◆ Your goal
Copy out all the lines in the records that include the word "style".
** START OF Extracted entries **
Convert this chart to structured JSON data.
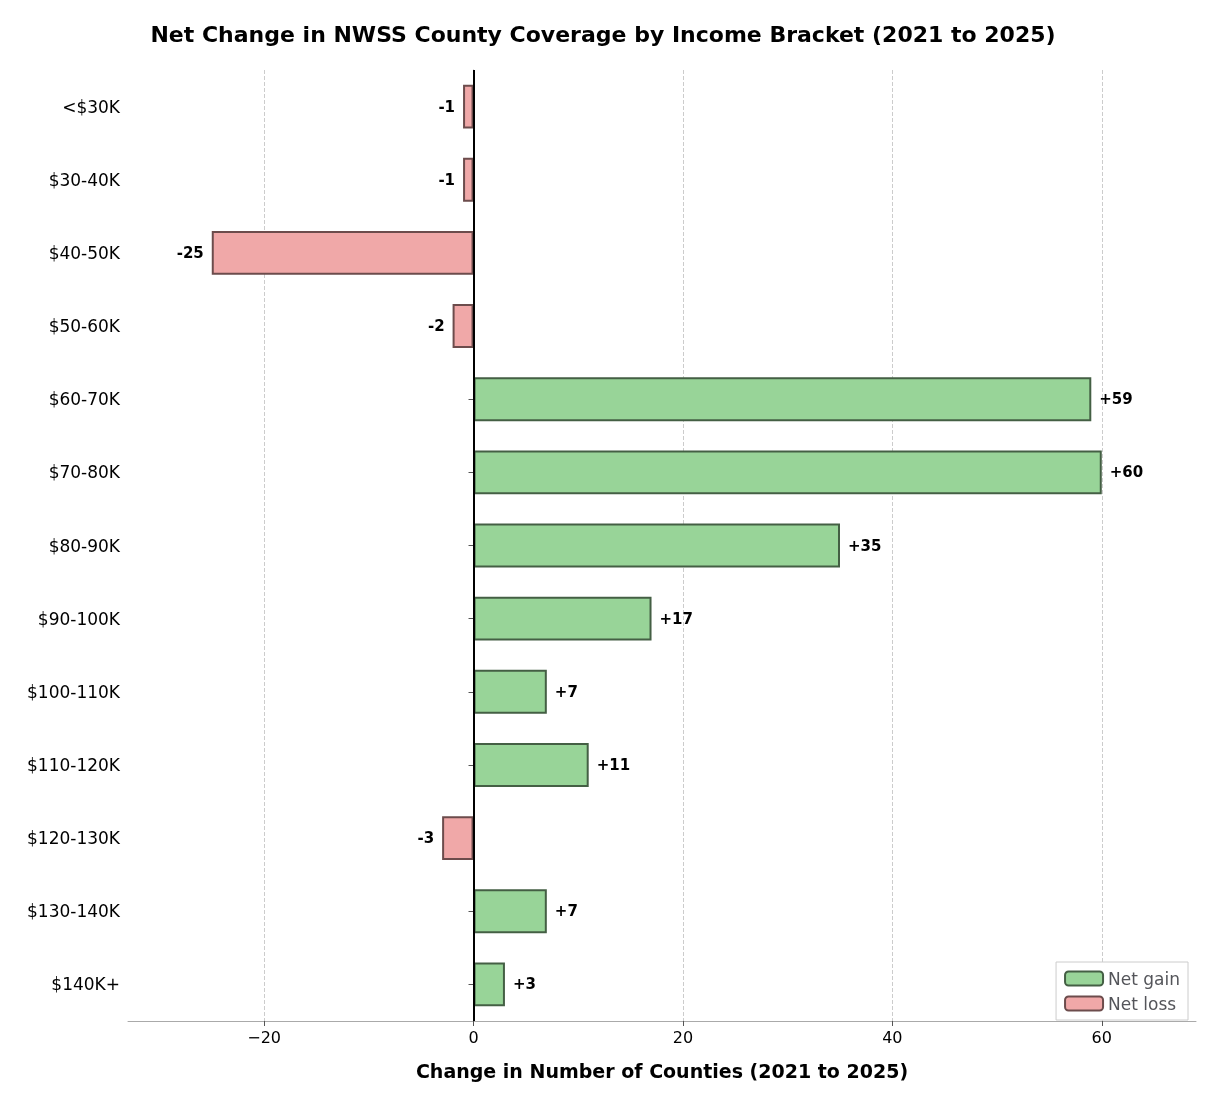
{
  "chart_data": {
    "type": "bar",
    "orientation": "horizontal",
    "stacked": true,
    "title": "Net Change in NWSS County Coverage by Income Bracket (2021 to 2025)",
    "xlabel": "Change in Number of Counties (2021 to 2025)",
    "categories": [
      "<$30K",
      "$30-40K",
      "$40-50K",
      "$50-60K",
      "$60-70K",
      "$70-80K",
      "$80-90K",
      "$90-100K",
      "$100-110K",
      "$110-120K",
      "$120-130K",
      "$130-140K",
      "$140K+"
    ],
    "series": [
      {
        "name": "Net gain",
        "color": "#98d498",
        "values": [
          null,
          null,
          null,
          null,
          59,
          60,
          35,
          17,
          7,
          11,
          null,
          7,
          3
        ],
        "value_labels": [
          null,
          null,
          null,
          null,
          "+59",
          "+60",
          "+35",
          "+17",
          "+7",
          "+11",
          null,
          "+7",
          "+3"
        ]
      },
      {
        "name": "Net loss",
        "color": "#f0a8a8",
        "values": [
          -1,
          -1,
          -25,
          -2,
          null,
          null,
          null,
          null,
          null,
          null,
          -3,
          null,
          null
        ],
        "value_labels": [
          "-1",
          "-1",
          "-25",
          "-2",
          null,
          null,
          null,
          null,
          null,
          null,
          "-3",
          null,
          null
        ]
      }
    ],
    "xlim": [
      -33,
      69
    ],
    "xticks": [
      {
        "value": -20,
        "label": "−20"
      },
      0,
      20,
      40,
      60
    ],
    "ref_lines": [
      {
        "axis": "x",
        "value": 0,
        "color": "#000000"
      }
    ],
    "grid": "x",
    "legend": "bottom right"
  }
}
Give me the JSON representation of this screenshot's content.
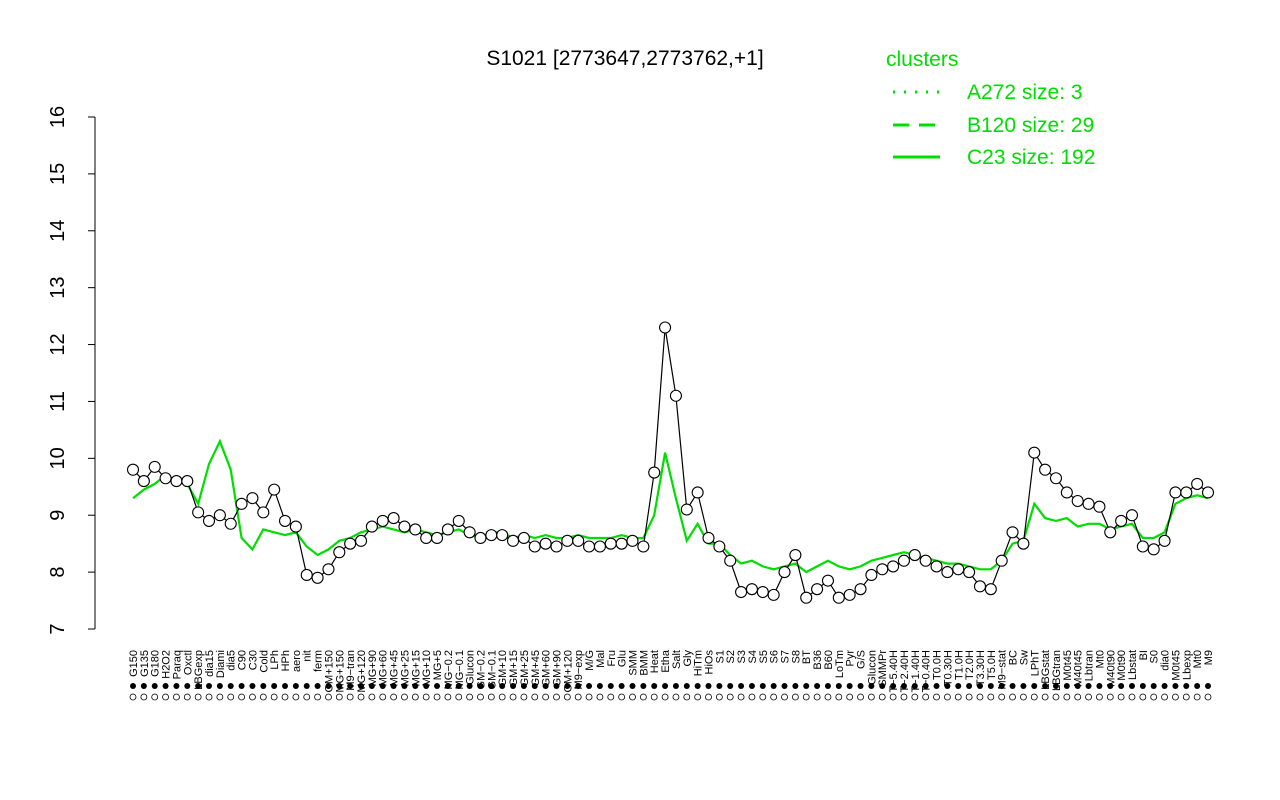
{
  "chart_data": {
    "type": "line",
    "title": "S1021 [2773647,2773762,+1]",
    "xlabel": "",
    "ylabel": "",
    "ylim": [
      7,
      16
    ],
    "yticks": [
      7,
      8,
      9,
      10,
      11,
      12,
      13,
      14,
      15,
      16
    ],
    "grid": false,
    "legend": {
      "title": "clusters",
      "placement": "top-right",
      "color": "#00dd00",
      "entries": [
        {
          "label": "A272 size: 3",
          "style": "dotted"
        },
        {
          "label": "B120 size: 29",
          "style": "dashed"
        },
        {
          "label": "C23 size: 192",
          "style": "solid"
        }
      ]
    },
    "x_tick_labels": [
      "G150",
      "G135",
      "G180",
      "H2O2",
      "Paraq",
      "Oxctl",
      "LBGexp",
      "dia15",
      "Diami",
      "dia5",
      "C90",
      "C30",
      "Cold",
      "LPh",
      "HPh",
      "aero",
      "nit",
      "ferm",
      "GM+150",
      "MG+150",
      "M9−tran",
      "MG+120",
      "MG+90",
      "MG+60",
      "MG+45",
      "MG+25",
      "MG+15",
      "MG+10",
      "MG+5",
      "MG−0.2",
      "MG−0.1",
      "Glucon",
      "GM−0.2",
      "GM−0.1",
      "GM+10",
      "GM+15",
      "GM+25",
      "GM+45",
      "GM+60",
      "GM+90",
      "GM+120",
      "M9−exp",
      "M/G",
      "Mal",
      "Fru",
      "Glu",
      "SMM",
      "BMM",
      "Heat",
      "Etha",
      "Salt",
      "Gly",
      "HiTm",
      "HiOs",
      "S1",
      "S2",
      "S3",
      "S4",
      "S5",
      "S6",
      "S7",
      "S8",
      "BT",
      "B36",
      "B60",
      "LoTm",
      "Pyr",
      "G/S",
      "Glucon",
      "SMMPr",
      "T−5.40H",
      "T−2.40H",
      "T−1.40H",
      "T−0.40H",
      "T0.0H",
      "T0.30H",
      "T1.0H",
      "T2.0H",
      "T3.30H",
      "T5.0H",
      "M9−stat",
      "BC",
      "Sw",
      "LPhT",
      "LBGstat",
      "LBGtran",
      "M0t45",
      "M40t45",
      "Lbtran",
      "Mt0",
      "M40t90",
      "M0t90",
      "Lbstat",
      "BI",
      "S0",
      "dia0",
      "M0t45",
      "Lbexp",
      "Mt0",
      "M9"
    ],
    "series": [
      {
        "name": "",
        "style": "black line with open circles",
        "color": "#000000",
        "values": [
          9.8,
          9.6,
          9.85,
          9.65,
          9.6,
          9.6,
          9.05,
          8.9,
          9.0,
          8.85,
          9.2,
          9.3,
          9.05,
          9.45,
          8.9,
          8.8,
          7.95,
          7.9,
          8.05,
          8.35,
          8.5,
          8.55,
          8.8,
          8.9,
          8.95,
          8.8,
          8.75,
          8.6,
          8.6,
          8.75,
          8.9,
          8.7,
          8.6,
          8.65,
          8.65,
          8.55,
          8.6,
          8.45,
          8.5,
          8.45,
          8.55,
          8.55,
          8.45,
          8.45,
          8.5,
          8.5,
          8.55,
          8.45,
          9.75,
          12.3,
          11.1,
          9.1,
          9.4,
          8.6,
          8.45,
          8.2,
          7.65,
          7.7,
          7.65,
          7.6,
          8.0,
          8.3,
          7.55,
          7.7,
          7.85,
          7.55,
          7.6,
          7.7,
          7.95,
          8.05,
          8.1,
          8.2,
          8.3,
          8.2,
          8.1,
          8.0,
          8.05,
          8.0,
          7.75,
          7.7,
          8.2,
          8.7,
          8.5,
          10.1,
          9.8,
          9.65,
          9.4,
          9.25,
          9.2,
          9.15,
          8.7,
          8.9,
          9.0,
          8.45,
          8.4,
          8.55,
          9.4,
          9.4,
          9.55,
          9.4
        ]
      },
      {
        "name": "",
        "style": "green solid line",
        "color": "#00dd00",
        "values": [
          9.3,
          9.45,
          9.55,
          9.7,
          9.6,
          9.55,
          9.2,
          9.9,
          10.3,
          9.8,
          8.6,
          8.4,
          8.75,
          8.7,
          8.65,
          8.7,
          8.45,
          8.3,
          8.4,
          8.55,
          8.6,
          8.7,
          8.75,
          8.8,
          8.75,
          8.7,
          8.75,
          8.7,
          8.65,
          8.7,
          8.75,
          8.65,
          8.6,
          8.7,
          8.7,
          8.6,
          8.65,
          8.6,
          8.65,
          8.6,
          8.6,
          8.65,
          8.6,
          8.6,
          8.6,
          8.65,
          8.6,
          8.6,
          9.0,
          10.1,
          9.3,
          8.55,
          8.85,
          8.5,
          8.5,
          8.3,
          8.15,
          8.2,
          8.1,
          8.05,
          8.1,
          8.15,
          8.0,
          8.1,
          8.2,
          8.1,
          8.05,
          8.1,
          8.2,
          8.25,
          8.3,
          8.35,
          8.3,
          8.25,
          8.2,
          8.15,
          8.15,
          8.1,
          8.05,
          8.05,
          8.2,
          8.5,
          8.55,
          9.2,
          8.95,
          8.9,
          8.95,
          8.8,
          8.85,
          8.85,
          8.75,
          8.8,
          8.85,
          8.6,
          8.6,
          8.7,
          9.2,
          9.3,
          9.35,
          9.3
        ]
      }
    ]
  }
}
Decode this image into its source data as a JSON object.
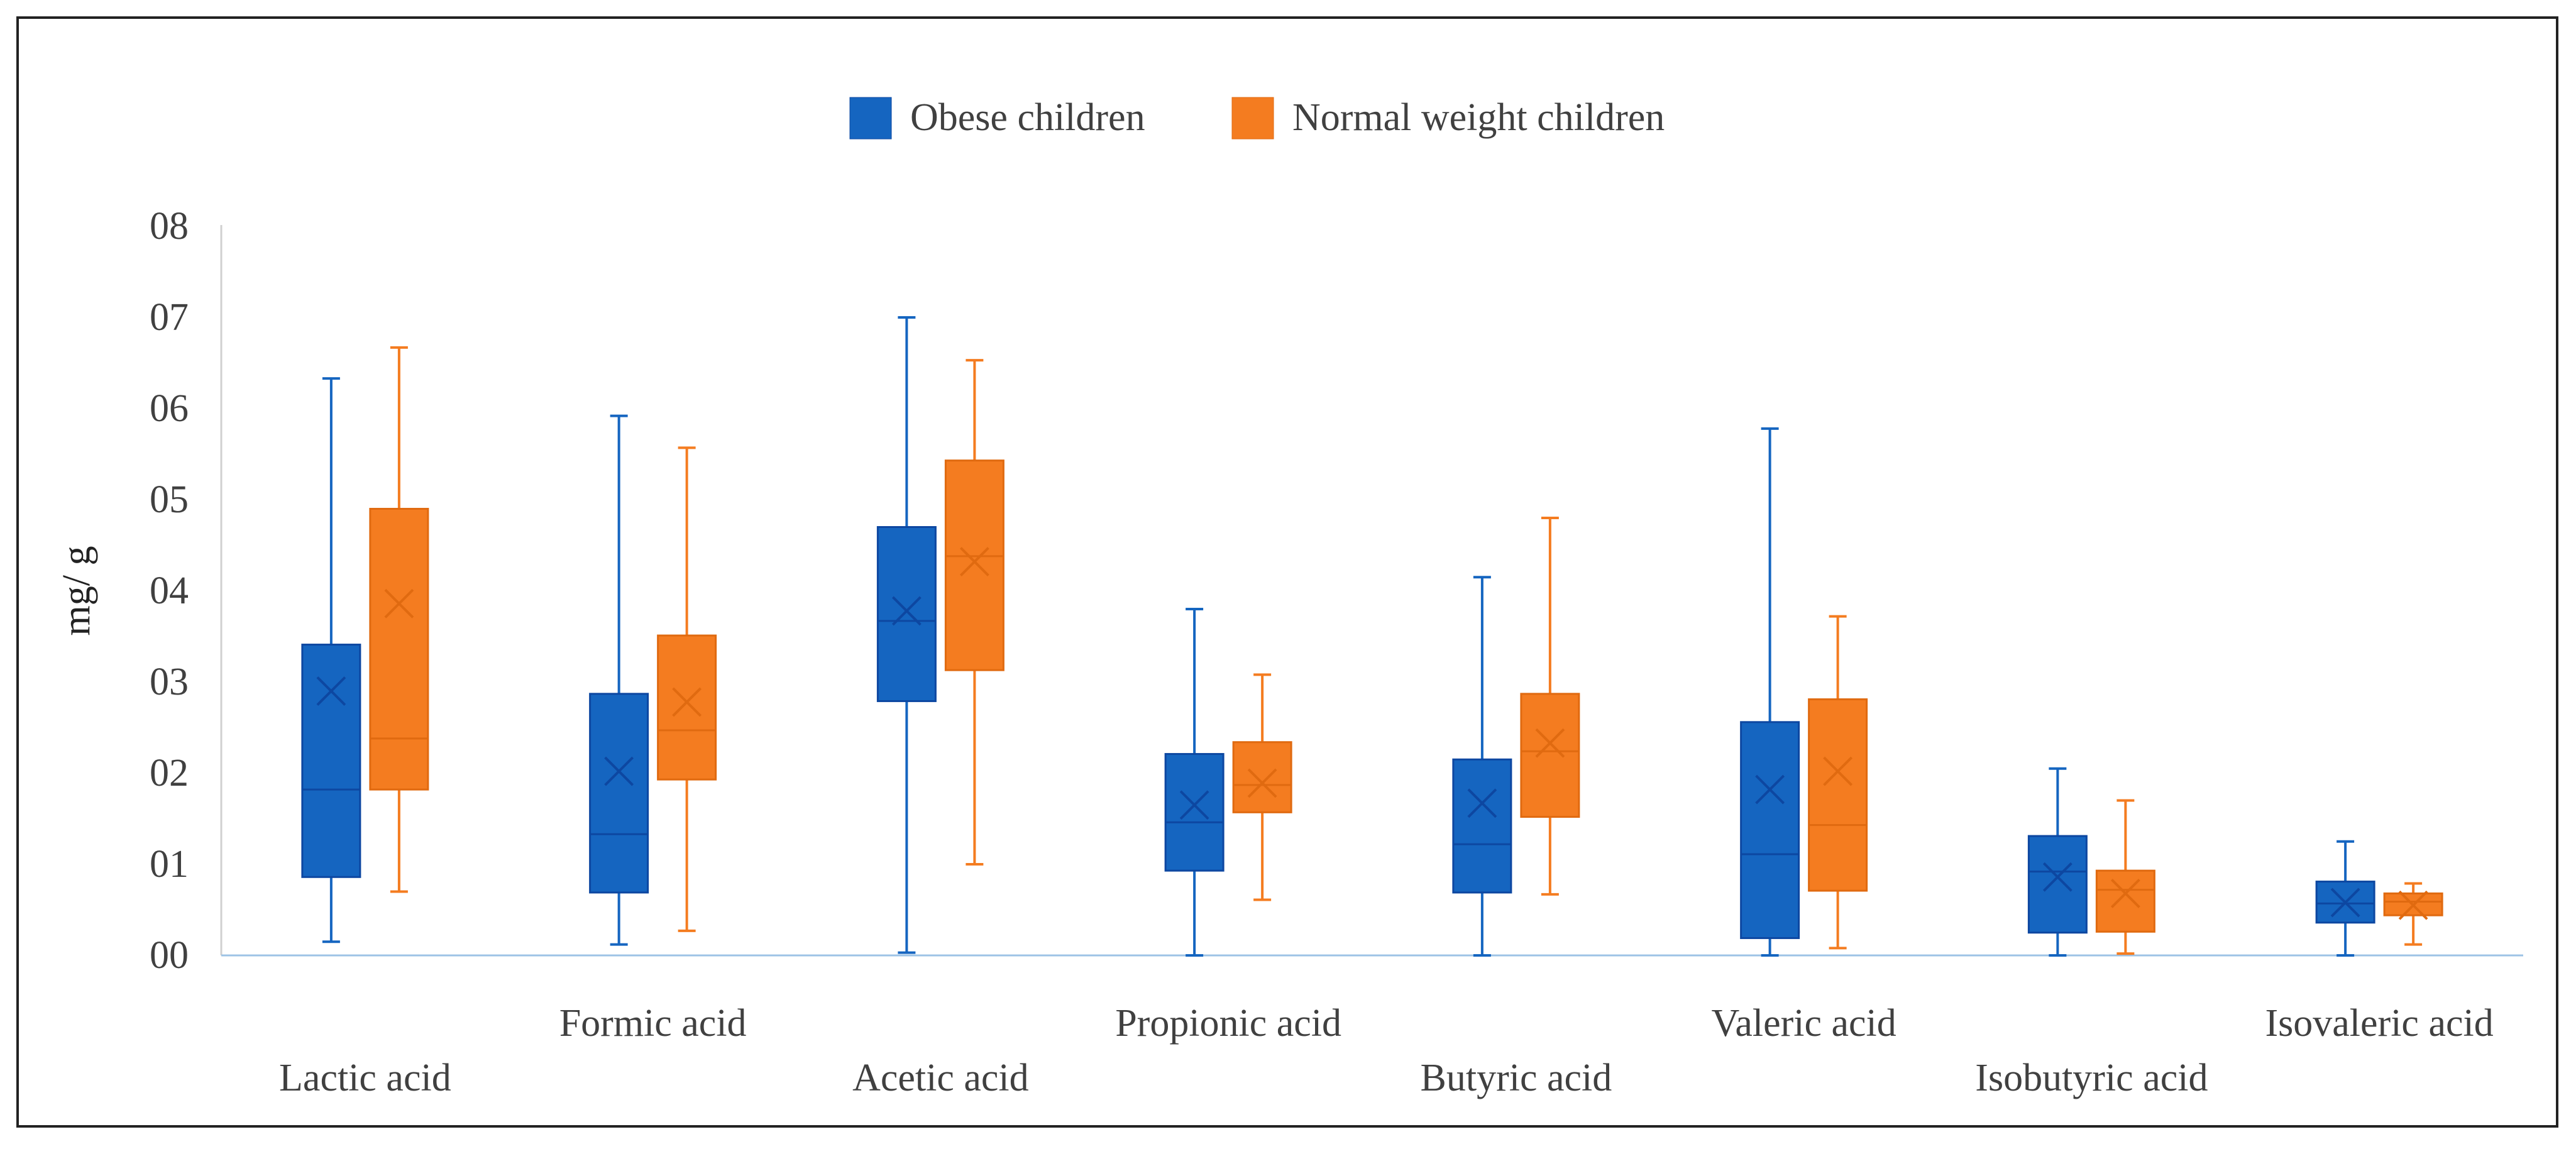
** END OF Extracted entries **
◆ Finished task
          "style": "dotted"
          "style": "dashed"
          "style": "solid"
        "style": "black line with open circles",
        "style": "green solid line",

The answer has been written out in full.